> _WRITTEN TASK_: Below are the records. Gather each line that holds "Zelle".
— Start of PROVIDED ENTRIES —
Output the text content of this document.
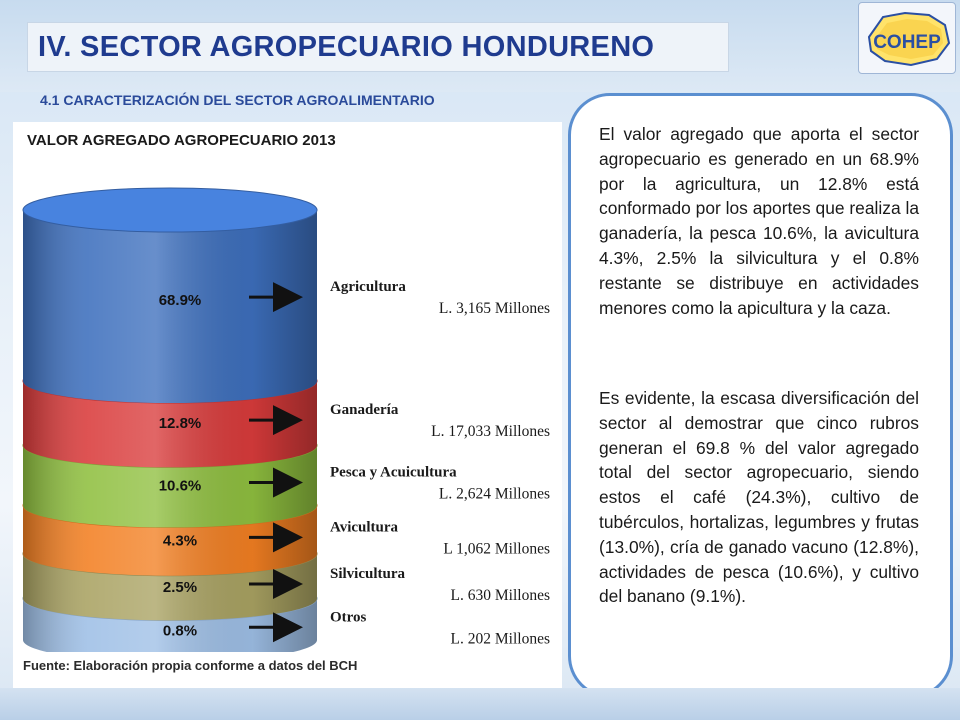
IV. SECTOR AGROPECUARIO HONDURENO	COHEP
4.1 CARACTERIZACIÓN DEL SECTOR AGROALIMENTARIO
VALOR AGREGADO AGROPECUARIO 2013
68.9%
Agricultura
L. 3,165 Millones
12.8%
Ganadería
L. 17,033 Millones
10.6%
Pesca y Acuicultura
L. 2,624 Millones
4.3%
Avicultura
L 1,062 Millones
2.5%
Silvicultura
L. 630 Millones
0.8%
Otros
L. 202 Millones
Fuente: Elaboración propia conforme a datos del BCH

El valor agregado que aporta el sector agropecuario es generado en un 68.9% por la agricultura, un 12.8% está conformado por los aportes que realiza la ganadería, la pesca 10.6%, la avicultura 4.3%, 2.5% la silvicultura y el 0.8% restante se distribuye en actividades menores como la apicultura y la caza.

Es evidente, la escasa diversificación del sector al demostrar que cinco rubros generan el 69.8 % del valor agregado total del sector agropecuario, siendo estos el café (24.3%), cultivo de tubérculos, hortalizas, legumbres y frutas (13.0%), cría de ganado vacuno (12.8%), actividades de pesca (10.6%), y cultivo del banano (9.1%).
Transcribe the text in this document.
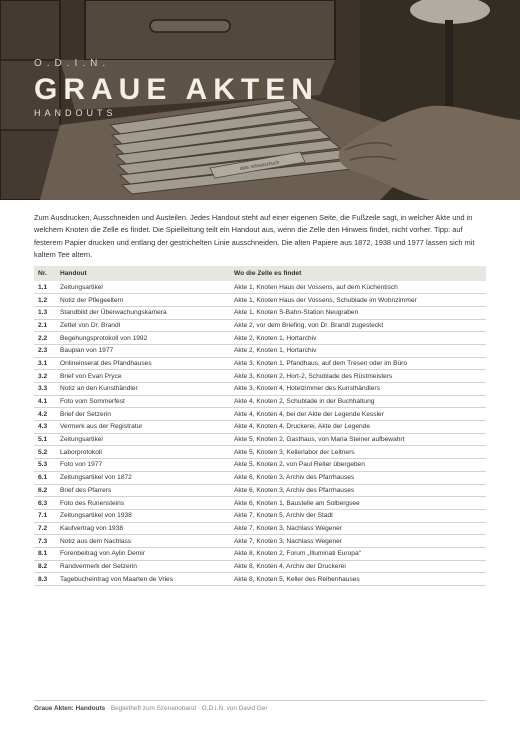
O.D.I.N.
GRAUE AKTEN
HANDOUTS

Zum Ausdrucken, Ausschneiden und Austeilen. Jedes Handout steht auf einer eigenen Seite, die Fußzeile sagt, in welcher Akte und in welchem Knoten die Zelle es findet. Die Spielleitung teilt ein Handout aus, wenn die Zelle den Hinweis findet, nicht vorher. Tipp: auf festerem Papier drucken und entlang der gestrichelten Linie ausschneiden. Die alten Papiere aus 1872, 1938 und 1977 lassen sich mit kaltem Tee altern.

Nr.	Handout	Wo die Zelle es findet
1.1	Zeitungsartikel	Akte 1, Knoten Haus der Vossens, auf dem Küchentisch
1.2	Notiz der Pflegeeltern	Akte 1, Knoten Haus der Vossens, Schublade im Wohnzimmer
1.3	Standbild der Überwachungskamera	Akte 1, Knoten S-Bahn-Station Neugraben
2.1	Zettel von Dr. Brandl	Akte 2, vor dem Briefing, von Dr. Brandl zugesteckt
2.2	Begehungsprotokoll von 1992	Akte 2, Knoten 1, Hortarchiv
2.3	Bauplan von 1977	Akte 2, Knoten 1, Hortarchiv
3.1	Onlineinserat des Pfandhauses	Akte 3, Knoten 1, Pfandhaus, auf dem Tresen oder im Büro
3.2	Brief von Evan Pryce	Akte 3, Knoten 2, Hort-2, Schublade des Rüstmeisters
3.3	Notiz an den Kunsthändler	Akte 3, Knoten 4, Hotelzimmer des Kunsthändlers
4.1	Foto vom Sommerfest	Akte 4, Knoten 2, Schublade in der Buchhaltung
4.2	Brief der Setzerin	Akte 4, Knoten 4, bei der Akte der Legende Kessler
4.3	Vermerk aus der Registratur	Akte 4, Knoten 4, Druckerei, Akte der Legende
5.1	Zeitungsartikel	Akte 5, Knoten 2, Gasthaus, von Maria Steiner aufbewahrt
5.2	Laborprotokoll	Akte 5, Knoten 3, Kellerlabor der Leitners
5.3	Foto von 1977	Akte 5, Knoten 2, von Paul Reiter übergeben
6.1	Zeitungsartikel von 1872	Akte 6, Knoten 3, Archiv des Pfarrhauses
6.2	Brief des Pfarrers	Akte 6, Knoten 3, Archiv des Pfarrhauses
6.3	Foto des Runensteins	Akte 6, Knoten 1, Baustelle am Solbergsee
7.1	Zeitungsartikel von 1938	Akte 7, Knoten 5, Archiv der Stadt
7.2	Kaufvertrag von 1938	Akte 7, Knoten 3, Nachlass Wegener
7.3	Notiz aus dem Nachlass	Akte 7, Knoten 3, Nachlass Wegener
8.1	Forenbeitrag von Aylin Demir	Akte 8, Knoten 2, Forum „Illuminati Europa“
8.2	Randvermerk der Setzerin	Akte 8, Knoten 4, Archiv der Druckerei
8.3	Tagebucheintrag von Maarten de Vries	Akte 8, Knoten 5, Keller des Reihenhauses
Graue Akten: Handouts · Begleitheft zum Szenarioband · O.D.I.N. von David Ger
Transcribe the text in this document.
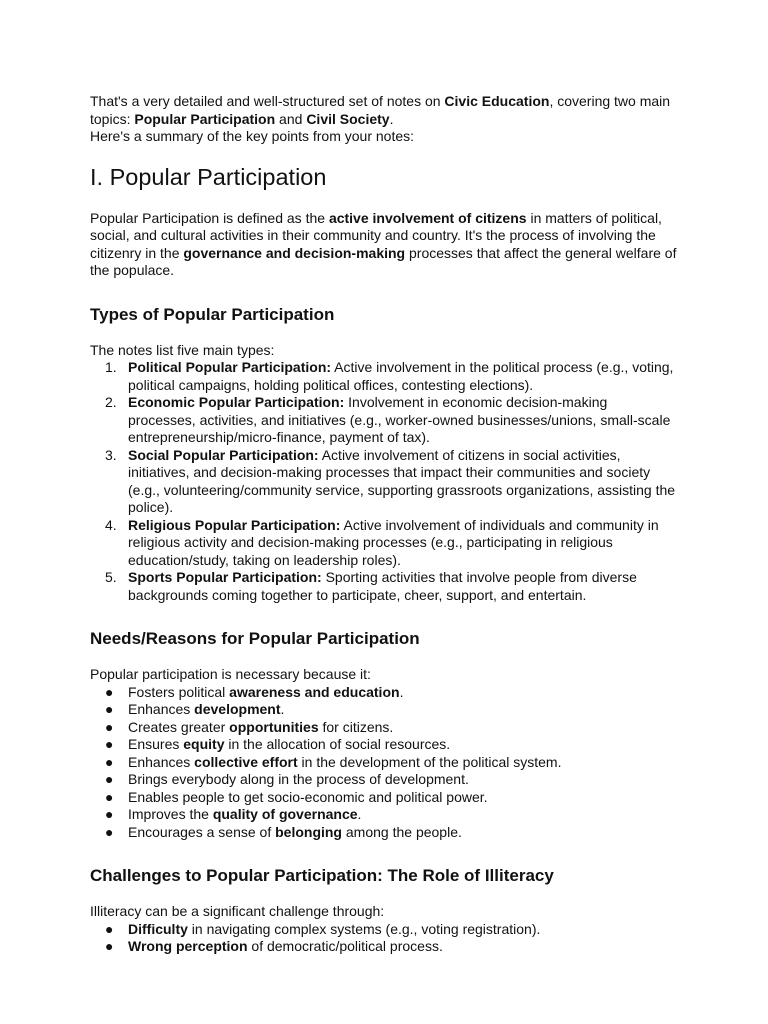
That's a very detailed and well-structured set of notes on Civic Education, covering two main topics: Popular Participation and Civil Society.

Here's a summary of the key points from your notes:

I. Popular Participation

Popular Participation is defined as the active involvement of citizens in matters of political, social, and cultural activities in their community and country. It's the process of involving the citizenry in the governance and decision-making processes that affect the general welfare of the populace.

Types of Popular Participation

The notes list five main types:

1. Political Popular Participation: Active involvement in the political process (e.g., voting, political campaigns, holding political offices, contesting elections).
2. Economic Popular Participation: Involvement in economic decision-making processes, activities, and initiatives (e.g., worker-owned businesses/unions, small-scale entrepreneurship/micro-finance, payment of tax).
3. Social Popular Participation: Active involvement of citizens in social activities, initiatives, and decision-making processes that impact their communities and society (e.g., volunteering/community service, supporting grassroots organizations, assisting the police).
4. Religious Popular Participation: Active involvement of individuals and community in religious activity and decision-making processes (e.g., participating in religious education/study, taking on leadership roles).
5. Sports Popular Participation: Sporting activities that involve people from diverse backgrounds coming together to participate, cheer, support, and entertain.
Needs/Reasons for Popular Participation

Popular participation is necessary because it:

● Fosters political awareness and education.
● Enhances development.
● Creates greater opportunities for citizens.
● Ensures equity in the allocation of social resources.
● Enhances collective effort in the development of the political system.
● Brings everybody along in the process of development.
● Enables people to get socio-economic and political power.
● Improves the quality of governance.
● Encourages a sense of belonging among the people.
Challenges to Popular Participation: The Role of Illiteracy

Illiteracy can be a significant challenge through:

● Difficulty in navigating complex systems (e.g., voting registration).
● Wrong perception of democratic/political process.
— End of PROVIDED ENTRIES —
> _RESULT OF THE EXERCISE_:
Zum Ausdrucken, Ausschneiden und Austeilen. Jedes Handout steht auf einer eigenen Seite, die Fußzeile sagt, in welcher Akte und in welchem Knoten die Zelle es findet. Die Spielleitung teilt ein Handout aus, wenn die Zelle den Hinweis findet, nicht vorher. Tipp: auf festerem Papier drucken und entlang der gestrichelten Linie ausschneiden. Die alten Papiere aus 1872, 1938 und 1977 lassen sich mit kaltem Tee altern.
Nr.	Handout	Wo die Zelle es findet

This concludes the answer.